** START OF LISTED RECORDS **
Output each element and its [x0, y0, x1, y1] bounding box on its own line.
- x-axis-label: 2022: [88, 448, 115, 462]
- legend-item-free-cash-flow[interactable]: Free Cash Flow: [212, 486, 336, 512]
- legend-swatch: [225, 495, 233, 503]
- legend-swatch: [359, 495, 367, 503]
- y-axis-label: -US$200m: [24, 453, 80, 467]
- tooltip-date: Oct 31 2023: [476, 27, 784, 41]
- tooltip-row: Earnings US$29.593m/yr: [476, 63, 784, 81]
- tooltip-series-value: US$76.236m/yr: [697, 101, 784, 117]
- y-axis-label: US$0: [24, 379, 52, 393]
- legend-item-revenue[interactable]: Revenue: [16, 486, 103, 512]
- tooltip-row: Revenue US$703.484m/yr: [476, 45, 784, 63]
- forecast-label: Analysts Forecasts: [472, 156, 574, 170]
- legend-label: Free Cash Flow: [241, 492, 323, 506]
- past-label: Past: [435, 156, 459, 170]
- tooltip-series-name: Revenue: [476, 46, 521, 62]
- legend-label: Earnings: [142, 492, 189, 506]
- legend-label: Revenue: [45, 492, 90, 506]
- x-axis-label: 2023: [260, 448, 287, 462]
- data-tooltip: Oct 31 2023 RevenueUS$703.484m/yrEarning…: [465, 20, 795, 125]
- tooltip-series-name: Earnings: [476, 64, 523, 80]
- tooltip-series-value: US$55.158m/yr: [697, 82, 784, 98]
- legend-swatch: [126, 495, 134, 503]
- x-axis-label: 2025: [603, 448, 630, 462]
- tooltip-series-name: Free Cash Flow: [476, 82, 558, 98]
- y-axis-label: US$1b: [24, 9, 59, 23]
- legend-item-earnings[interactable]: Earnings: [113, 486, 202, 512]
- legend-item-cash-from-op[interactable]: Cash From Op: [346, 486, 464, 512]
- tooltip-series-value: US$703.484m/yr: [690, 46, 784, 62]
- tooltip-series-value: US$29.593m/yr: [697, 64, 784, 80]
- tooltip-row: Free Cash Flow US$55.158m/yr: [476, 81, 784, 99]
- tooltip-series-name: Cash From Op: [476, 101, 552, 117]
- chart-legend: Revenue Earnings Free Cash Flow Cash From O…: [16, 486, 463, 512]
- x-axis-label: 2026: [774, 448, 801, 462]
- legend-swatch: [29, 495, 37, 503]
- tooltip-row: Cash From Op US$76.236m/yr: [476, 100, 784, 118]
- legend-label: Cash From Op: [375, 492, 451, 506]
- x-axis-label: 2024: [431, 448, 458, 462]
** END OF LISTED RECORDS **
§ **AIM**
Turn every line in the items above into a numbered list, skipping any blank lines.

§ **EXERCISE RESPONSE**
1. Output each element and its [x0, y0, x1, y1] bounding box on its own line.
2. - x-axis-label: 2022: [88, 448, 115, 462]
3. - legend-item-free-cash-flow[interactable]: Free Cash Flow: [212, 486, 336, 512]
4. - legend-swatch: [225, 495, 233, 503]
5. - legend-swatch: [359, 495, 367, 503]
6. - y-axis-label: -US$200m: [24, 453, 80, 467]
7. - tooltip-date: Oct 31 2023: [476, 27, 784, 41]
8. - tooltip-row: Earnings US$29.593m/yr: [476, 63, 784, 81]
9. - tooltip-series-value: US$76.236m/yr: [697, 101, 784, 117]
10. - y-axis-label: US$0: [24, 379, 52, 393]
11. - legend-item-revenue[interactable]: Revenue: [16, 486, 103, 512]
12. - tooltip-row: Revenue US$703.484m/yr: [476, 45, 784, 63]
13. - forecast-label: Analysts Forecasts: [472, 156, 574, 170]
14. - legend-label: Free Cash Flow: [241, 492, 323, 506]
15. - past-label: Past: [435, 156, 459, 170]
16. - tooltip-series-name: Revenue: [476, 46, 521, 62]
17. - legend-label: Earnings: [142, 492, 189, 506]
18. - legend-label: Revenue: [45, 492, 90, 506]
19. - x-axis-label: 2023: [260, 448, 287, 462]
20. - data-tooltip: Oct 31 2023 RevenueUS$703.484m/yrEarning…: [465, 20, 795, 125]
21. - tooltip-series-name: Earnings: [476, 64, 523, 80]
22. - tooltip-series-value: US$55.158m/yr: [697, 82, 784, 98]
23. - legend-swatch: [126, 495, 134, 503]
24. - x-axis-label: 2025: [603, 448, 630, 462]
25. - tooltip-series-name: Free Cash Flow: [476, 82, 558, 98]
26. - y-axis-label: US$1b: [24, 9, 59, 23]
27. - legend-item-earnings[interactable]: Earnings: [113, 486, 202, 512]
28. - legend-item-cash-from-op[interactable]: Cash From Op: [346, 486, 464, 512]
29. - tooltip-series-value: US$703.484m/yr: [690, 46, 784, 62]
30. - tooltip-series-value: US$29.593m/yr: [697, 64, 784, 80]
31. - tooltip-row: Free Cash Flow US$55.158m/yr: [476, 81, 784, 99]
32. - tooltip-series-name: Cash From Op: [476, 101, 552, 117]
33. - chart-legend: Revenue Earnings Free Cash Flow Cash From O…: [16, 486, 463, 512]
34. - x-axis-label: 2026: [774, 448, 801, 462]
35. - legend-swatch: [29, 495, 37, 503]
36. - tooltip-row: Cash From Op US$76.236m/yr: [476, 100, 784, 118]
37. - legend-label: Cash From Op: [375, 492, 451, 506]
38. - x-axis-label: 2024: [431, 448, 458, 462]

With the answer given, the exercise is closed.